(Part of a data file)
* Begin *

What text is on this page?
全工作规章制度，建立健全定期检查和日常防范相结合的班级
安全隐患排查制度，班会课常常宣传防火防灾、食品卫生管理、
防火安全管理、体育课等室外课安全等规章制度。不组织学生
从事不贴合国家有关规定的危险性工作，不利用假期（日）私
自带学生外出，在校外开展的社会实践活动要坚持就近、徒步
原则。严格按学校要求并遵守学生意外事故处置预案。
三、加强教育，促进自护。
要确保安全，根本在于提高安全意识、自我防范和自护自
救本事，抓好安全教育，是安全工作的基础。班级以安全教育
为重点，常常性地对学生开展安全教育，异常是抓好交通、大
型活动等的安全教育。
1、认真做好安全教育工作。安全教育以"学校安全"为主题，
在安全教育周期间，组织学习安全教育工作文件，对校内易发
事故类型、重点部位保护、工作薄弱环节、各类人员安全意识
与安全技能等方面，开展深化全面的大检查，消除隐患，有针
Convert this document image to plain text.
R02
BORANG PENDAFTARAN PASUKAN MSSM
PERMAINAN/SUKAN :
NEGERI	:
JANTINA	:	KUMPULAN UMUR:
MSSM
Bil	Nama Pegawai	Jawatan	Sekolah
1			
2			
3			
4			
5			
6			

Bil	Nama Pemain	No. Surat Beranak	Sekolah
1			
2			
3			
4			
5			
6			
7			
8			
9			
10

* End *

▶ [What to work on]: Quote each line above in full, word for word.

▶ [Task output]:
What text is on this page?
全工作规章制度，建立健全定期检查和日常防范相结合的班级
安全隐患排查制度，班会课常常宣传防火防灾、食品卫生管理、
防火安全管理、体育课等室外课安全等规章制度。不组织学生
从事不贴合国家有关规定的危险性工作，不利用假期（日）私
自带学生外出，在校外开展的社会实践活动要坚持就近、徒步
原则。严格按学校要求并遵守学生意外事故处置预案。
三、加强教育，促进自护。
要确保安全，根本在于提高安全意识、自我防范和自护自
救本事，抓好安全教育，是安全工作的基础。班级以安全教育
为重点，常常性地对学生开展安全教育，异常是抓好交通、大
型活动等的安全教育。
1、认真做好安全教育工作。安全教育以"学校安全"为主题，
在安全教育周期间，组织学习安全教育工作文件，对校内易发
事故类型、重点部位保护、工作薄弱环节、各类人员安全意识
与安全技能等方面，开展深化全面的大检查，消除隐患，有针
Convert this document image to plain text.
R02
BORANG PENDAFTARAN PASUKAN MSSM
PERMAINAN/SUKAN :
NEGERI	:
JANTINA	:	KUMPULAN UMUR:
MSSM
Bil	Nama Pegawai	Jawatan	Sekolah
1			
2			
3			
4			
5			
6			

Bil	Nama Pemain	No. Surat Beranak	Sekolah
1			
2			
3			
4			
5			
6			
7			
8			
9			
10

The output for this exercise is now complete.